TASK TO COMPLETE> Each line of the listing must be transcribed exactly, except for the images, which should be excluded.
RECORDS FOR THIS TASK START
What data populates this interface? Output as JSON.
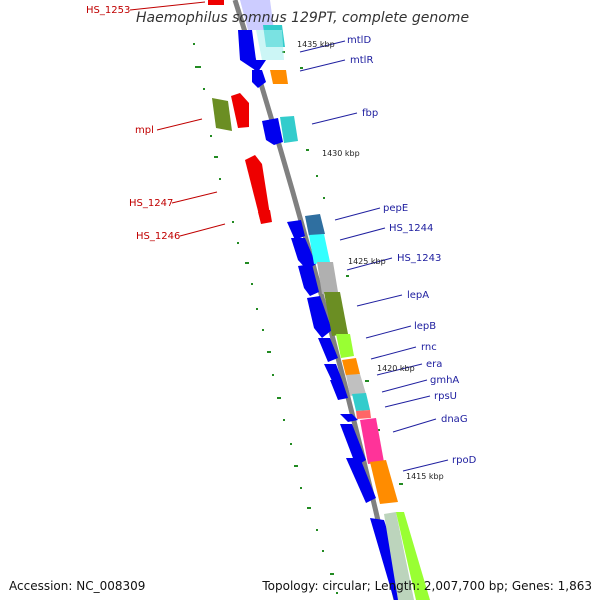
{
  "title": "Haemophilus somnus 129PT, complete genome",
  "footer": {
    "accession": "Accession: NC_008309",
    "topology": "Topology: circular; Length: 2,007,700 bp; Genes: 1,863"
  },
  "scale_labels": [
    "1435 kbp",
    "1430 kbp",
    "1425 kbp",
    "1420 kbp",
    "1415 kbp"
  ],
  "gene_labels_plus": [
    "mtlD",
    "mtlR",
    "fbp",
    "pepE",
    "HS_1244",
    "HS_1243",
    "lepA",
    "lepB",
    "rnc",
    "era",
    "gmhA",
    "rpsU",
    "dnaG",
    "rpoD"
  ],
  "gene_labels_minus": [
    "HS_1253",
    "mpl",
    "HS_1247",
    "HS_1246"
  ],
  "colors": {
    "backbone": "#808080",
    "cds_strand": "#0000ee",
    "trna": "#ee0000",
    "cog_cyan": "#33cccc",
    "cog_orange": "#ff8c00",
    "cog_olive": "#6b8e23",
    "cog_gray": "#b0b0b0",
    "cog_lightgreen": "#99ff33",
    "cog_pink": "#ff3399",
    "tick_green": "#228b22",
    "label_blue": "#2020a0",
    "label_red": "#c00000"
  }
}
RECORDS FOR THIS TASK END
YOUR RESPONSE>
What data populates this interface? Output as JSON.
{
  "title": "Haemophilus somnus 129PT, complete genome",
  "footer": {
    "accession": "Accession: NC_008309",
    "topology": "Topology: circular; Length: 2,007,700 bp; Genes: 1,863"
  },
  "scale_labels": [
    "1435 kbp",
    "1430 kbp",
    "1425 kbp",
    "1420 kbp",
    "1415 kbp"
  ],
  "gene_labels_plus": [
    "mtlD",
    "mtlR",
    "fbp",
    "pepE",
    "HS_1244",
    "HS_1243",
    "lepA",
    "lepB",
    "rnc",
    "era",
    "gmhA",
    "rpsU",
    "dnaG",
    "rpoD"
  ],
  "gene_labels_minus": [
    "HS_1253",
    "mpl",
    "HS_1247",
    "HS_1246"
  ],
  "colors": {
    "backbone": "#808080",
    "cds_strand": "#0000ee",
    "trna": "#ee0000",
    "cog_cyan": "#33cccc",
    "cog_orange": "#ff8c00",
    "cog_olive": "#6b8e23",
    "cog_gray": "#b0b0b0",
    "cog_lightgreen": "#99ff33",
    "cog_pink": "#ff3399",
    "tick_green": "#228b22",
    "label_blue": "#2020a0",
    "label_red": "#c00000"
  }
}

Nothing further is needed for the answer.